*WHAT TO DO*.
Write out each entry, exactly the way it appears.

>>>>>

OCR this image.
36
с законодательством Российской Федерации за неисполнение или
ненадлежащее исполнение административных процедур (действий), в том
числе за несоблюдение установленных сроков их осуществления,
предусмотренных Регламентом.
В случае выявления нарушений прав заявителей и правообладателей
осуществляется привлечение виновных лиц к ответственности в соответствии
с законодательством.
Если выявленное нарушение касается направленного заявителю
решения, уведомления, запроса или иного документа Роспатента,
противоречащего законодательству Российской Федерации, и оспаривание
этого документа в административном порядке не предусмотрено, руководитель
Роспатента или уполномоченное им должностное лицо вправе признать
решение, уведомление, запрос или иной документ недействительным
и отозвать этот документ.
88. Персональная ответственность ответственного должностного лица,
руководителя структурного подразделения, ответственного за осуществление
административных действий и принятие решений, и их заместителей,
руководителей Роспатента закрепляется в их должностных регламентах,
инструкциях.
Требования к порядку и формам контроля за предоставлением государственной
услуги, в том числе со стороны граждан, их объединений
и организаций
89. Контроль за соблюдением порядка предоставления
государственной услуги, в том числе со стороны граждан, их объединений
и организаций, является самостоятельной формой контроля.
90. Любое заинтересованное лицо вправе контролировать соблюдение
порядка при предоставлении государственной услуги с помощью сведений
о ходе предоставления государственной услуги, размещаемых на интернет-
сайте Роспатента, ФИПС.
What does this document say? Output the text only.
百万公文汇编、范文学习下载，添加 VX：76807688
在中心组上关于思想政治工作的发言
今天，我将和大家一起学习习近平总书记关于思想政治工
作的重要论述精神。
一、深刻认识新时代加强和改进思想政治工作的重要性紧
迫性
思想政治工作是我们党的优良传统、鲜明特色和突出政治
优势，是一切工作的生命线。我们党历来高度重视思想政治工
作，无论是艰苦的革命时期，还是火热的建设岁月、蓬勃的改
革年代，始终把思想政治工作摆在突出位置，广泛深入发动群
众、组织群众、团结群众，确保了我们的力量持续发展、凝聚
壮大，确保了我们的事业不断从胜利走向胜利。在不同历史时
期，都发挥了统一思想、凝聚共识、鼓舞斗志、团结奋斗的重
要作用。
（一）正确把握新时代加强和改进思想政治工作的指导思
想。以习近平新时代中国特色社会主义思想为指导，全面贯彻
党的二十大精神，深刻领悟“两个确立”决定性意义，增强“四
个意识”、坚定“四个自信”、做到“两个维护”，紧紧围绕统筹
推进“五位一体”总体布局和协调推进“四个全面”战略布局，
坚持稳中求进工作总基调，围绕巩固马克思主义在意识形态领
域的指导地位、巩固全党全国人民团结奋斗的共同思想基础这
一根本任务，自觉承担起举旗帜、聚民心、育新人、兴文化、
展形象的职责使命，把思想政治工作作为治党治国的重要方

<<<<<

*FINISHED ANSWER*.
OCR this image.
36
с законодательством Российской Федерации за неисполнение или
ненадлежащее исполнение административных процедур (действий), в том
числе за несоблюдение установленных сроков их осуществления,
предусмотренных Регламентом.
В случае выявления нарушений прав заявителей и правообладателей
осуществляется привлечение виновных лиц к ответственности в соответствии
с законодательством.
Если выявленное нарушение касается направленного заявителю
решения, уведомления, запроса или иного документа Роспатента,
противоречащего законодательству Российской Федерации, и оспаривание
этого документа в административном порядке не предусмотрено, руководитель
Роспатента или уполномоченное им должностное лицо вправе признать
решение, уведомление, запрос или иной документ недействительным
и отозвать этот документ.
88. Персональная ответственность ответственного должностного лица,
руководителя структурного подразделения, ответственного за осуществление
административных действий и принятие решений, и их заместителей,
руководителей Роспатента закрепляется в их должностных регламентах,
инструкциях.
Требования к порядку и формам контроля за предоставлением государственной
услуги, в том числе со стороны граждан, их объединений
и организаций
89. Контроль за соблюдением порядка предоставления
государственной услуги, в том числе со стороны граждан, их объединений
и организаций, является самостоятельной формой контроля.
90. Любое заинтересованное лицо вправе контролировать соблюдение
порядка при предоставлении государственной услуги с помощью сведений
о ходе предоставления государственной услуги, размещаемых на интернет-
сайте Роспатента, ФИПС.
What does this document say? Output the text only.
百万公文汇编、范文学习下载，添加 VX：76807688
在中心组上关于思想政治工作的发言
今天，我将和大家一起学习习近平总书记关于思想政治工
作的重要论述精神。
一、深刻认识新时代加强和改进思想政治工作的重要性紧
迫性
思想政治工作是我们党的优良传统、鲜明特色和突出政治
优势，是一切工作的生命线。我们党历来高度重视思想政治工
作，无论是艰苦的革命时期，还是火热的建设岁月、蓬勃的改
革年代，始终把思想政治工作摆在突出位置，广泛深入发动群
众、组织群众、团结群众，确保了我们的力量持续发展、凝聚
壮大，确保了我们的事业不断从胜利走向胜利。在不同历史时
期，都发挥了统一思想、凝聚共识、鼓舞斗志、团结奋斗的重
要作用。
（一）正确把握新时代加强和改进思想政治工作的指导思
想。以习近平新时代中国特色社会主义思想为指导，全面贯彻
党的二十大精神，深刻领悟“两个确立”决定性意义，增强“四
个意识”、坚定“四个自信”、做到“两个维护”，紧紧围绕统筹
推进“五位一体”总体布局和协调推进“四个全面”战略布局，
坚持稳中求进工作总基调，围绕巩固马克思主义在意识形态领
域的指导地位、巩固全党全国人民团结奋斗的共同思想基础这
一根本任务，自觉承担起举旗帜、聚民心、育新人、兴文化、
展形象的职责使命，把思想政治工作作为治党治国的重要方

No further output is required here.